Saved data entries
.....
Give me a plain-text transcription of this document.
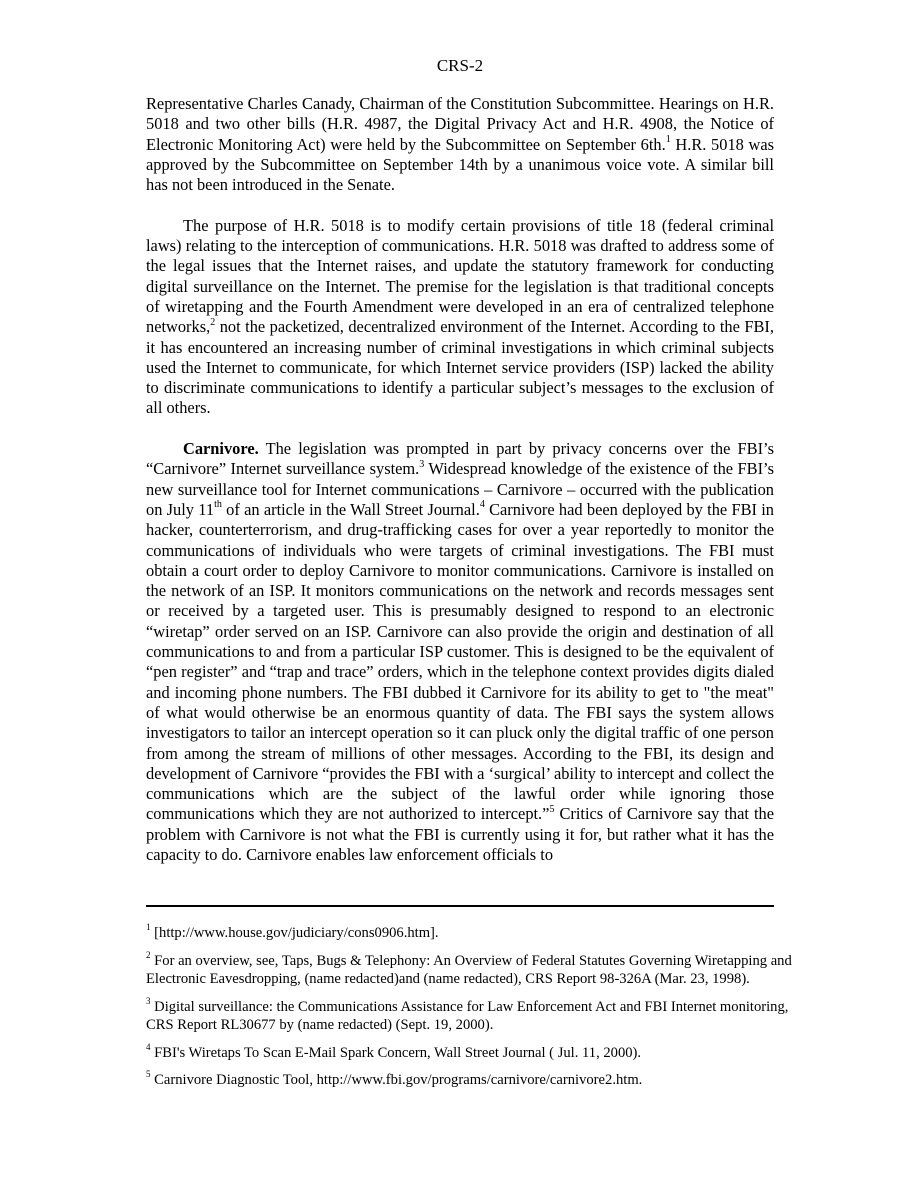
CRS-2

Representative Charles Canady, Chairman of the Constitution Subcommittee. Hearings on H.R. 5018 and two other bills (H.R. 4987, the Digital Privacy Act and H.R. 4908, the Notice of Electronic Monitoring Act) were held by the Subcommittee on September 6th.$^1$ H.R. 5018 was approved by the Subcommittee on September 14th by a unanimous voice vote. A similar bill has not been introduced in the Senate.

The purpose of H.R. 5018 is to modify certain provisions of title 18 (federal criminal laws) relating to the interception of communications. H.R. 5018 was drafted to address some of the legal issues that the Internet raises, and update the statutory framework for conducting digital surveillance on the Internet. The premise for the legislation is that traditional concepts of wiretapping and the Fourth Amendment were developed in an era of centralized telephone networks,$^2$ not the packetized, decentralized environment of the Internet. According to the FBI, it has encountered an increasing number of criminal investigations in which criminal subjects used the Internet to communicate, for which Internet service providers (ISP) lacked the ability to discriminate communications to identify a particular subject’s messages to the exclusion of all others.

Carnivore. The legislation was prompted in part by privacy concerns over the FBI’s “Carnivore” Internet surveillance system.$^3$ Widespread knowledge of the existence of the FBI’s new surveillance tool for Internet communications – Carnivore – occurred with the publication on July 11th of an article in the Wall Street Journal.$^4$ Carnivore had been deployed by the FBI in hacker, counterterrorism, and drug-trafficking cases for over a year reportedly to monitor the communications of individuals who were targets of criminal investigations. The FBI must obtain a court order to deploy Carnivore to monitor communications. Carnivore is installed on the network of an ISP. It monitors communications on the network and records messages sent or received by a targeted user. This is presumably designed to respond to an electronic “wiretap” order served on an ISP. Carnivore can also provide the origin and destination of all communications to and from a particular ISP customer. This is designed to be the equivalent of “pen register” and “trap and trace” orders, which in the telephone context provides digits dialed and incoming phone numbers. The FBI dubbed it Carnivore for its ability to get to "the meat" of what would otherwise be an enormous quantity of data. The FBI says the system allows investigators to tailor an intercept operation so it can pluck only the digital traffic of one person from among the stream of millions of other messages. According to the FBI, its design and development of Carnivore “provides the FBI with a ‘surgical’ ability to intercept and collect the communications which are the subject of the lawful order while ignoring those communications which they are not authorized to intercept.”$^5$ Critics of Carnivore say that the problem with Carnivore is not what the FBI is currently using it for, but rather what it has the capacity to do. Carnivore enables law enforcement officials to

$^1$ [http://www.house.gov/judiciary/cons0906.htm].

$^2$ For an overview, see, Taps, Bugs & Telephony: An Overview of Federal Statutes Governing Wiretapping and Electronic Eavesdropping, (name redacted)and (name redacted), CRS Report 98-326A (Mar. 23, 1998).

$^3$ Digital surveillance: the Communications Assistance for Law Enforcement Act and FBI Internet monitoring, CRS Report RL30677 by (name redacted) (Sept. 19, 2000).

$^4$ FBI's Wiretaps To Scan E-Mail Spark Concern, Wall Street Journal ( Jul. 11, 2000).

$^5$ Carnivore Diagnostic Tool, http://www.fbi.gov/programs/carnivore/carnivore2.htm.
.....
WHAT THIS TASK INVOLVES: Search the lines above for the string "redacted", then show every one that has it.

EXERCISE OUTPUT:
$^2$ For an overview, see, Taps, Bugs & Telephony: An Overview of Federal Statutes Governing Wiretapping and Electronic Eavesdropping, (name redacted)and (name redacted), CRS Report 98-326A (Mar. 23, 1998).
$^3$ Digital surveillance: the Communications Assistance for Law Enforcement Act and FBI Internet monitoring, CRS Report RL30677 by (name redacted) (Sept. 19, 2000).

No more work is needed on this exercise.